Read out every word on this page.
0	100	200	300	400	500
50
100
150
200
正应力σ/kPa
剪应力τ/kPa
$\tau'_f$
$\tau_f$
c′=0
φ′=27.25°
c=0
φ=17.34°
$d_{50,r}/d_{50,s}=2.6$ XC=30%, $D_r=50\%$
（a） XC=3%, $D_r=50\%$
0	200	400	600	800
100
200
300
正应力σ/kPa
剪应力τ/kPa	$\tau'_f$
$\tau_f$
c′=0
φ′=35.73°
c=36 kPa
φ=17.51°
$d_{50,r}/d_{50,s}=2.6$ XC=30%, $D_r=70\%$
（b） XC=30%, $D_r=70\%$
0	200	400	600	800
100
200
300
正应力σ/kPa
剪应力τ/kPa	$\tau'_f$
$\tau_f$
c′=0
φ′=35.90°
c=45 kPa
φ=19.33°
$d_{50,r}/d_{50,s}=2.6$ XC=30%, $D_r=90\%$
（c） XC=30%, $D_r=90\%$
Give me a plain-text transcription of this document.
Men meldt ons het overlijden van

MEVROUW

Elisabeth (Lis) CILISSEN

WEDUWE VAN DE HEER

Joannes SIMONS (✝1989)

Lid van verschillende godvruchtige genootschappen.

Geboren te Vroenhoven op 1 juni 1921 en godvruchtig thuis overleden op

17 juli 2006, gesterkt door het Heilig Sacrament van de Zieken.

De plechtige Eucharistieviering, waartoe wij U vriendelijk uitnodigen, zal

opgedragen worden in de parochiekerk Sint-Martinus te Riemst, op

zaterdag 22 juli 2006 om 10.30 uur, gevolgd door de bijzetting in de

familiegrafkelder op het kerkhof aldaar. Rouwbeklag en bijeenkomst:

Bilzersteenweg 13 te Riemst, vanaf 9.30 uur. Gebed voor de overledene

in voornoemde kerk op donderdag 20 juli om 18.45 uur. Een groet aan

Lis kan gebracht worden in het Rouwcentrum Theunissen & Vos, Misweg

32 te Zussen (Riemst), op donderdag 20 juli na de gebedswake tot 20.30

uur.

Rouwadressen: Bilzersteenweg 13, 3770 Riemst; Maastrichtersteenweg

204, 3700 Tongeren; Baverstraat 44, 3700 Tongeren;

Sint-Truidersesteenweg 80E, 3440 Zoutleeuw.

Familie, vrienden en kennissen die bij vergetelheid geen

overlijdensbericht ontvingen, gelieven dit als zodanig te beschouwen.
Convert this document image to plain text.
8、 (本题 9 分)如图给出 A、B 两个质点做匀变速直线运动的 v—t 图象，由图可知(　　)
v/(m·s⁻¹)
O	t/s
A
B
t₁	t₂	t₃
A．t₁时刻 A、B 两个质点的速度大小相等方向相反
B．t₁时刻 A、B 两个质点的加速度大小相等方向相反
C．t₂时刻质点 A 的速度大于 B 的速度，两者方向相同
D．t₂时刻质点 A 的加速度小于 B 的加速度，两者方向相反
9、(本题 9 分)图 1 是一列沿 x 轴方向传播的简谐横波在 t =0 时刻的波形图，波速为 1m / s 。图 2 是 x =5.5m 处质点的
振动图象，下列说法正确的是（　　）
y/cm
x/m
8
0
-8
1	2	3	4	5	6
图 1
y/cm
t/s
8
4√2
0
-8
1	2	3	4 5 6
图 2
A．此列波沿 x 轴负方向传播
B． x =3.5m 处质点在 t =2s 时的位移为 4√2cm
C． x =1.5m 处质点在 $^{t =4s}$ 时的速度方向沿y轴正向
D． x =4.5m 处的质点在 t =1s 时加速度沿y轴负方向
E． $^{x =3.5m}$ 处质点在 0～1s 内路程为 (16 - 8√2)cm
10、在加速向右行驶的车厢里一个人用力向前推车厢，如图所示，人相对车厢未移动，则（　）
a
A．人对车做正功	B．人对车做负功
◇ ◇ ◇ ◇ ◇
Return the whole listing exactly, with every line included.

- TASK ANSWER -
Read out every word on this page.
0	100	200	300	400	500
50
100
150
200
正应力σ/kPa
剪应力τ/kPa
$\tau'_f$
$\tau_f$
c′=0
φ′=27.25°
c=0
φ=17.34°
$d_{50,r}/d_{50,s}=2.6$ XC=30%, $D_r=50\%$
（a） XC=3%, $D_r=50\%$
0	200	400	600	800
100
200
300
正应力σ/kPa
剪应力τ/kPa	$\tau'_f$
$\tau_f$
c′=0
φ′=35.73°
c=36 kPa
φ=17.51°
$d_{50,r}/d_{50,s}=2.6$ XC=30%, $D_r=70\%$
（b） XC=30%, $D_r=70\%$
0	200	400	600	800
100
200
300
正应力σ/kPa
剪应力τ/kPa	$\tau'_f$
$\tau_f$
c′=0
φ′=35.90°
c=45 kPa
φ=19.33°
$d_{50,r}/d_{50,s}=2.6$ XC=30%, $D_r=90\%$
（c） XC=30%, $D_r=90\%$
Give me a plain-text transcription of this document.
Men meldt ons het overlijden van

MEVROUW

Elisabeth (Lis) CILISSEN

WEDUWE VAN DE HEER

Joannes SIMONS (✝1989)

Lid van verschillende godvruchtige genootschappen.

Geboren te Vroenhoven op 1 juni 1921 en godvruchtig thuis overleden op

17 juli 2006, gesterkt door het Heilig Sacrament van de Zieken.

De plechtige Eucharistieviering, waartoe wij U vriendelijk uitnodigen, zal

opgedragen worden in de parochiekerk Sint-Martinus te Riemst, op

zaterdag 22 juli 2006 om 10.30 uur, gevolgd door de bijzetting in de

familiegrafkelder op het kerkhof aldaar. Rouwbeklag en bijeenkomst:

Bilzersteenweg 13 te Riemst, vanaf 9.30 uur. Gebed voor de overledene

in voornoemde kerk op donderdag 20 juli om 18.45 uur. Een groet aan

Lis kan gebracht worden in het Rouwcentrum Theunissen & Vos, Misweg

32 te Zussen (Riemst), op donderdag 20 juli na de gebedswake tot 20.30

uur.

Rouwadressen: Bilzersteenweg 13, 3770 Riemst; Maastrichtersteenweg

204, 3700 Tongeren; Baverstraat 44, 3700 Tongeren;

Sint-Truidersesteenweg 80E, 3440 Zoutleeuw.

Familie, vrienden en kennissen die bij vergetelheid geen

overlijdensbericht ontvingen, gelieven dit als zodanig te beschouwen.
Convert this document image to plain text.
8、 (本题 9 分)如图给出 A、B 两个质点做匀变速直线运动的 v—t 图象，由图可知(　　)
v/(m·s⁻¹)
O	t/s
A
B
t₁	t₂	t₃
A．t₁时刻 A、B 两个质点的速度大小相等方向相反
B．t₁时刻 A、B 两个质点的加速度大小相等方向相反
C．t₂时刻质点 A 的速度大于 B 的速度，两者方向相同
D．t₂时刻质点 A 的加速度小于 B 的加速度，两者方向相反
9、(本题 9 分)图 1 是一列沿 x 轴方向传播的简谐横波在 t =0 时刻的波形图，波速为 1m / s 。图 2 是 x =5.5m 处质点的
振动图象，下列说法正确的是（　　）
y/cm
x/m
8
0
-8
1	2	3	4	5	6
图 1
y/cm
t/s
8
4√2
0
-8
1	2	3	4 5 6
图 2
A．此列波沿 x 轴负方向传播
B． x =3.5m 处质点在 t =2s 时的位移为 4√2cm
C． x =1.5m 处质点在 $^{t =4s}$ 时的速度方向沿y轴正向
D． x =4.5m 处的质点在 t =1s 时加速度沿y轴负方向
E． $^{x =3.5m}$ 处质点在 0～1s 内路程为 (16 - 8√2)cm
10、在加速向右行驶的车厢里一个人用力向前推车厢，如图所示，人相对车厢未移动，则（　）
a
A．人对车做正功	B．人对车做负功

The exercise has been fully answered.